*** Material provided

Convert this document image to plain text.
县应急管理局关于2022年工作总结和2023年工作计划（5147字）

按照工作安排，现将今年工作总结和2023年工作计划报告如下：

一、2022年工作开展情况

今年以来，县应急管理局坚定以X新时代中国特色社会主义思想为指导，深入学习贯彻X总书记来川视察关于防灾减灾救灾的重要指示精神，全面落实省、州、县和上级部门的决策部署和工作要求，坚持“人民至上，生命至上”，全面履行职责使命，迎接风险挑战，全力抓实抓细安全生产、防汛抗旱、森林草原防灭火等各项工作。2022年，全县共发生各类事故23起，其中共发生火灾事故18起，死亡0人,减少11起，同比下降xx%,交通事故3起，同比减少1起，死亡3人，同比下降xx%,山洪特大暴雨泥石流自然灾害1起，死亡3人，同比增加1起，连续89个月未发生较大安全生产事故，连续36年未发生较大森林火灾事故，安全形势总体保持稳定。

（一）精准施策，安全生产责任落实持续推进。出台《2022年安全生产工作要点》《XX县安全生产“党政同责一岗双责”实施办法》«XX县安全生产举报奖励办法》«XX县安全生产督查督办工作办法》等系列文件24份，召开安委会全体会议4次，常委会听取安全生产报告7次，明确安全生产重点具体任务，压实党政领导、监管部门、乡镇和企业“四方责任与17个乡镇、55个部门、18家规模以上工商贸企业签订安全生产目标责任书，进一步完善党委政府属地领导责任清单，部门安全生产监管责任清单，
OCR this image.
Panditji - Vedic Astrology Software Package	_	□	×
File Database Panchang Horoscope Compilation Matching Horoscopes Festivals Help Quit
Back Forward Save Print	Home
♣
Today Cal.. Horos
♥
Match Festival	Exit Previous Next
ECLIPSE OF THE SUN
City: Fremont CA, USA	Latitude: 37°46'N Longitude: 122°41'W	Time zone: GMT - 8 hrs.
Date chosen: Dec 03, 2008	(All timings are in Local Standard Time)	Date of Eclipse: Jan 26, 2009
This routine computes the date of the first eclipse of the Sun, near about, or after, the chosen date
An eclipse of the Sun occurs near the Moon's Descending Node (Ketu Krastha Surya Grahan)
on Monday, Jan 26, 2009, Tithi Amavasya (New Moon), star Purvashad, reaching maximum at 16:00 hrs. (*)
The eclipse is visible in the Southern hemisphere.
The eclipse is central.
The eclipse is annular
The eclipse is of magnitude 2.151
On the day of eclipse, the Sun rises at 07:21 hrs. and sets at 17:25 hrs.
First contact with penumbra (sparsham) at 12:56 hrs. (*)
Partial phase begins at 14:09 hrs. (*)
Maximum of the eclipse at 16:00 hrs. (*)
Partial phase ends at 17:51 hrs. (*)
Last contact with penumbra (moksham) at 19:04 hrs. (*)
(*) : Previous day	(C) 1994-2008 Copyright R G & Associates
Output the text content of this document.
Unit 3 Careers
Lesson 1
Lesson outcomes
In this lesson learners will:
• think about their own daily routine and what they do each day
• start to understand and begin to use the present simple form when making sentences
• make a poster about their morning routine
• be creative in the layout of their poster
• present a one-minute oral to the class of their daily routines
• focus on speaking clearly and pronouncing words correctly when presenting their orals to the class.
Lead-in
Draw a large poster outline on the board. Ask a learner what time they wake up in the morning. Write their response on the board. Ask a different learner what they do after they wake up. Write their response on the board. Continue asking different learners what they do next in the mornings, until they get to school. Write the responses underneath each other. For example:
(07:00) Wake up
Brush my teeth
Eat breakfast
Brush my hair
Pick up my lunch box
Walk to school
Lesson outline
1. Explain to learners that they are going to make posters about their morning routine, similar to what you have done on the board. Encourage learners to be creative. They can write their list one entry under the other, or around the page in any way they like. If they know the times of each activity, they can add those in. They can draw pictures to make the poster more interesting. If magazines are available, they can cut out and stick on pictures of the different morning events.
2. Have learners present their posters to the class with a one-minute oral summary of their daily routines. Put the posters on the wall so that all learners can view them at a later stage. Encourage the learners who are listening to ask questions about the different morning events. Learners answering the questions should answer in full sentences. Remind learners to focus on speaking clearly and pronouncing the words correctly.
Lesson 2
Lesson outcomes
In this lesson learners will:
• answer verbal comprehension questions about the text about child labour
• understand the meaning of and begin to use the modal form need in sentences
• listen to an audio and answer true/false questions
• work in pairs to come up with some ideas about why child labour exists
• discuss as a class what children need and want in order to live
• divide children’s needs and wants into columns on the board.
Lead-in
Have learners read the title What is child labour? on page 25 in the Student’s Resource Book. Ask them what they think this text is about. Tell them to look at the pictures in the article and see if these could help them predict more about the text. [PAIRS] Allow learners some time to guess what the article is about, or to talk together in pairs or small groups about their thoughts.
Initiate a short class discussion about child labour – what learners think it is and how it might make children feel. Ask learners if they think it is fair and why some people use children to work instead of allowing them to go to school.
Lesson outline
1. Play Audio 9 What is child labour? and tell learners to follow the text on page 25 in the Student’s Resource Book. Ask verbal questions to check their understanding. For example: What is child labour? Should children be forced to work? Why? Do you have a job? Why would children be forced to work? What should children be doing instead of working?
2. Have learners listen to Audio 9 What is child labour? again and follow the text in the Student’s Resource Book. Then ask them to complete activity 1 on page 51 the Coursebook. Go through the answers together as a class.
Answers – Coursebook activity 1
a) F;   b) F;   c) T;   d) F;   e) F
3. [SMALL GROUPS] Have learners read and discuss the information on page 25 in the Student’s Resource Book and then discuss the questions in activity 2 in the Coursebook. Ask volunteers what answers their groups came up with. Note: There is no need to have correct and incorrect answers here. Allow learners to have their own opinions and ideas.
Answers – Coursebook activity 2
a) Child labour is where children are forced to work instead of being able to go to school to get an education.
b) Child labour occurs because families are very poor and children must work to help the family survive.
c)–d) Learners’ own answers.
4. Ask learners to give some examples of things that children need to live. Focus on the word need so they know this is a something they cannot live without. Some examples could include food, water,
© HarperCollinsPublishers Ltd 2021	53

******

§ **Directions**: Pull out and copy each line containing the string "Previous".

§ **Result below**:
Match Festival	Exit Previous Next
(*) : Previous day	(C) 1994-2008 Copyright R G & Associates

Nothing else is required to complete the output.